Written exercise ->
Where a line in the listing contains the string "Sertifisering", copy that line out.

[Data excerpts]
+--

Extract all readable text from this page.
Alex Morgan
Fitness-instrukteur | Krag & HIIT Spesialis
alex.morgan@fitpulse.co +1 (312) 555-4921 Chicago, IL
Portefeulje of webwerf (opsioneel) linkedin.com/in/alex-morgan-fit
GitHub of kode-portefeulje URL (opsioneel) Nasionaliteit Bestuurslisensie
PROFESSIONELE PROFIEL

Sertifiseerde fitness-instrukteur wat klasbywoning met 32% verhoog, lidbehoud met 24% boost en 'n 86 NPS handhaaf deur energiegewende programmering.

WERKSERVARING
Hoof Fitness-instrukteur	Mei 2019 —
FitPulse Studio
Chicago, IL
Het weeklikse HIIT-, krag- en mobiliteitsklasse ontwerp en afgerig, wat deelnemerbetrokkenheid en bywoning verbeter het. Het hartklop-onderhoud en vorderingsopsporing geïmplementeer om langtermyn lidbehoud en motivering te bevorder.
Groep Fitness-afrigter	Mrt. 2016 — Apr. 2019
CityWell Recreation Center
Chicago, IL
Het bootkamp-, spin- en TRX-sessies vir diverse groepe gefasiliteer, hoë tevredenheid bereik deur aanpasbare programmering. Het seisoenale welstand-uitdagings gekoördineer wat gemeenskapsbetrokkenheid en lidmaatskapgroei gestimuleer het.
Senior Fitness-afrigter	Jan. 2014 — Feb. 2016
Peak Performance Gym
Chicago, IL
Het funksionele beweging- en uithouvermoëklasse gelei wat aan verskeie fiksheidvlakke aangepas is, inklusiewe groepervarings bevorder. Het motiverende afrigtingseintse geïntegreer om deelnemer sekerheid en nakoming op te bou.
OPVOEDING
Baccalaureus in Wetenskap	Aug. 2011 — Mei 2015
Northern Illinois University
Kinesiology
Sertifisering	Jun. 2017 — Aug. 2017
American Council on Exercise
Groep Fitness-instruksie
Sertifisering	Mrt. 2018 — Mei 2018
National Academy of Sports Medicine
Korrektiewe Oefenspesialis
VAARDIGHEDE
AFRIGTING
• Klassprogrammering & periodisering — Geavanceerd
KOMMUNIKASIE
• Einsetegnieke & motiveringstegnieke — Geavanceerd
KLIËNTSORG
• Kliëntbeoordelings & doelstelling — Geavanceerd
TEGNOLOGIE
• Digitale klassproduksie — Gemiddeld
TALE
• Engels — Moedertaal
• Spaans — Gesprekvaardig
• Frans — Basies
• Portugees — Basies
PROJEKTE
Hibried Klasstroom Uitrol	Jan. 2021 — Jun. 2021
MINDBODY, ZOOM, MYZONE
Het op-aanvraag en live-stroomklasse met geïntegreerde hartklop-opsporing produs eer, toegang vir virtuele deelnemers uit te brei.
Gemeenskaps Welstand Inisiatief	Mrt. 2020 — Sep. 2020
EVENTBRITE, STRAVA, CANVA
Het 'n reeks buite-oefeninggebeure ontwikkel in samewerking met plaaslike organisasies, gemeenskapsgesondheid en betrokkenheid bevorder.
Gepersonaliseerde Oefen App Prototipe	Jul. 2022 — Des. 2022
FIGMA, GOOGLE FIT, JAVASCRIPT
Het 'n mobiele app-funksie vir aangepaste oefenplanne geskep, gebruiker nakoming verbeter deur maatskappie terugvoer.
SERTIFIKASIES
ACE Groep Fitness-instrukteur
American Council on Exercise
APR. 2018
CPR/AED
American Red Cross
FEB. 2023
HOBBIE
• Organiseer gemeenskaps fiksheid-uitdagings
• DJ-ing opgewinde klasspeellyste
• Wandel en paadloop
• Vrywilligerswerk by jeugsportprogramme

+--

Exercise response ->
Sertifisering	Jun. 2017 — Aug. 2017
Sertifisering	Mrt. 2018 — Mei 2018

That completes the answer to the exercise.